Written exercise:
Only the pictures are omitted; repeat all other data exactly.

Material for this task:
** begin **
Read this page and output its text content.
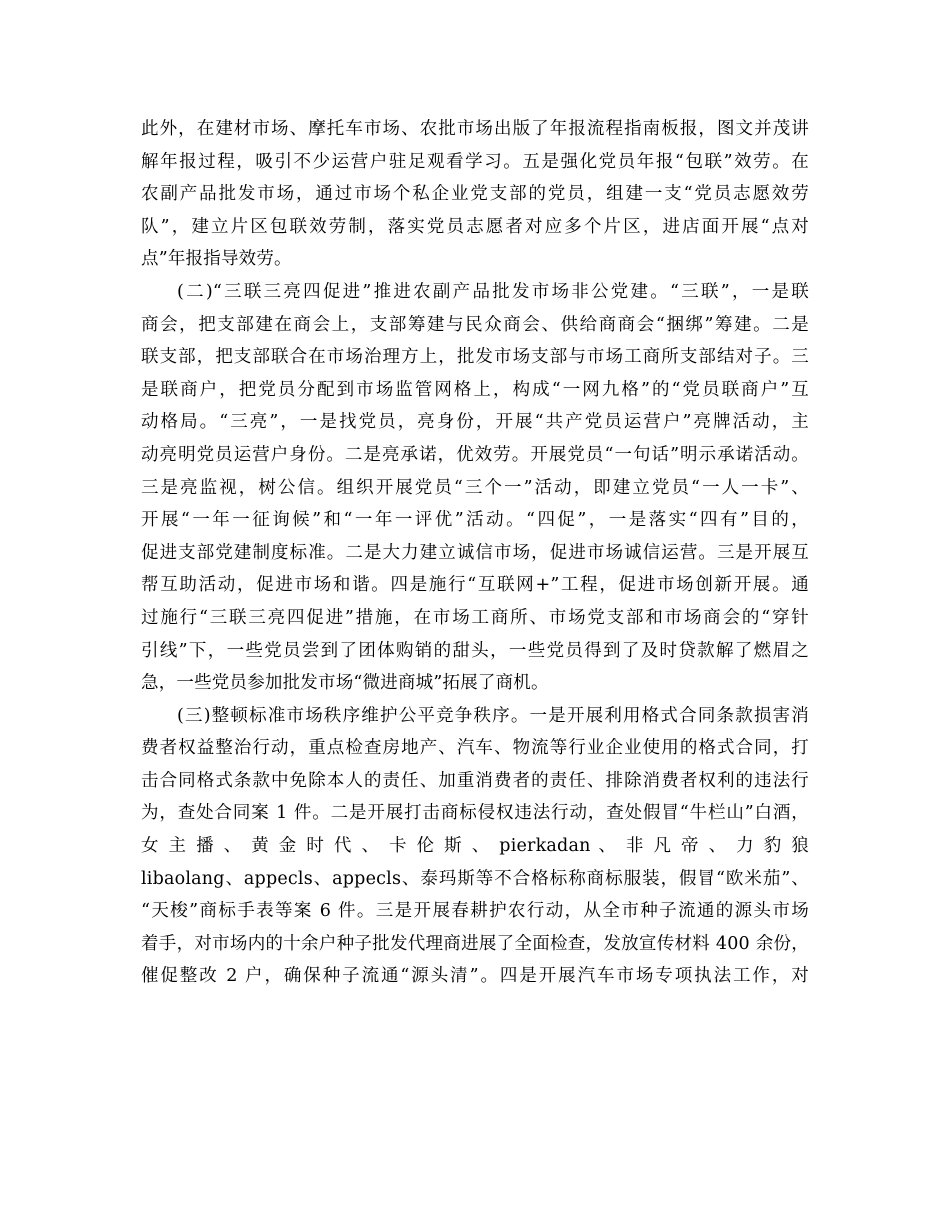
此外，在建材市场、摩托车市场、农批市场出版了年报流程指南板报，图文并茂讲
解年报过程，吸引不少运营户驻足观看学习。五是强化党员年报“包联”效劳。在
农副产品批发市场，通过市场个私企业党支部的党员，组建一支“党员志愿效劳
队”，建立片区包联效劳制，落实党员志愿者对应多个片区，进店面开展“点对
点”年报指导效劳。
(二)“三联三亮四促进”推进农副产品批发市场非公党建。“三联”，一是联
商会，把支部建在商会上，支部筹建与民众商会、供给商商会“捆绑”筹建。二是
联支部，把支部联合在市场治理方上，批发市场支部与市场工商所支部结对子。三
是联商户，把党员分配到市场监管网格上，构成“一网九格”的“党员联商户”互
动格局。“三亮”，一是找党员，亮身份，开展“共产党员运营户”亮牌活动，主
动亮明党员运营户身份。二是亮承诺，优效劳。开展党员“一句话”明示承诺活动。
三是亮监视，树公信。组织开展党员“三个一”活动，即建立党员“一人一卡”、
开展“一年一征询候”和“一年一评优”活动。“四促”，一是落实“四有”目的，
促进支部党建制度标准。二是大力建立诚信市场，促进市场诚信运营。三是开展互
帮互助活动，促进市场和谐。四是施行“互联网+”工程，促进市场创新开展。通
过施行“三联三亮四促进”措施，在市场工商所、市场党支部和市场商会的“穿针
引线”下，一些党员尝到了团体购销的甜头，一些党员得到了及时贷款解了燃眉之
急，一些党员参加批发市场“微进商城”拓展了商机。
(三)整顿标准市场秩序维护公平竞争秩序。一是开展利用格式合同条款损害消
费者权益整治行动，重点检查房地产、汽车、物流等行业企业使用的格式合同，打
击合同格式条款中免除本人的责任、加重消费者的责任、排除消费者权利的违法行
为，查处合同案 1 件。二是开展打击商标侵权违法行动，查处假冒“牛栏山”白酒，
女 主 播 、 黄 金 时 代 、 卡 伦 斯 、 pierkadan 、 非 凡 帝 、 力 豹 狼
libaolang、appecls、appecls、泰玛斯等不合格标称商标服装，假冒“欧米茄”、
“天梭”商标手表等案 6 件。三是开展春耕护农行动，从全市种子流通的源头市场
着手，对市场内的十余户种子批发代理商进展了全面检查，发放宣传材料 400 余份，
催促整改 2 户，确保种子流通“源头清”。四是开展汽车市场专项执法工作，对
** end **
Solution:
Read this page and output its text content.
此外，在建材市场、摩托车市场、农批市场出版了年报流程指南板报，图文并茂讲
解年报过程，吸引不少运营户驻足观看学习。五是强化党员年报“包联”效劳。在
农副产品批发市场，通过市场个私企业党支部的党员，组建一支“党员志愿效劳
队”，建立片区包联效劳制，落实党员志愿者对应多个片区，进店面开展“点对
点”年报指导效劳。
(二)“三联三亮四促进”推进农副产品批发市场非公党建。“三联”，一是联
商会，把支部建在商会上，支部筹建与民众商会、供给商商会“捆绑”筹建。二是
联支部，把支部联合在市场治理方上，批发市场支部与市场工商所支部结对子。三
是联商户，把党员分配到市场监管网格上，构成“一网九格”的“党员联商户”互
动格局。“三亮”，一是找党员，亮身份，开展“共产党员运营户”亮牌活动，主
动亮明党员运营户身份。二是亮承诺，优效劳。开展党员“一句话”明示承诺活动。
三是亮监视，树公信。组织开展党员“三个一”活动，即建立党员“一人一卡”、
开展“一年一征询候”和“一年一评优”活动。“四促”，一是落实“四有”目的，
促进支部党建制度标准。二是大力建立诚信市场，促进市场诚信运营。三是开展互
帮互助活动，促进市场和谐。四是施行“互联网+”工程，促进市场创新开展。通
过施行“三联三亮四促进”措施，在市场工商所、市场党支部和市场商会的“穿针
引线”下，一些党员尝到了团体购销的甜头，一些党员得到了及时贷款解了燃眉之
急，一些党员参加批发市场“微进商城”拓展了商机。
(三)整顿标准市场秩序维护公平竞争秩序。一是开展利用格式合同条款损害消
费者权益整治行动，重点检查房地产、汽车、物流等行业企业使用的格式合同，打
击合同格式条款中免除本人的责任、加重消费者的责任、排除消费者权利的违法行
为，查处合同案 1 件。二是开展打击商标侵权违法行动，查处假冒“牛栏山”白酒，
女 主 播 、 黄 金 时 代 、 卡 伦 斯 、 pierkadan 、 非 凡 帝 、 力 豹 狼
libaolang、appecls、appecls、泰玛斯等不合格标称商标服装，假冒“欧米茄”、
“天梭”商标手表等案 6 件。三是开展春耕护农行动，从全市种子流通的源头市场
着手，对市场内的十余户种子批发代理商进展了全面检查，发放宣传材料 400 余份，
催促整改 2 户，确保种子流通“源头清”。四是开展汽车市场专项执法工作，对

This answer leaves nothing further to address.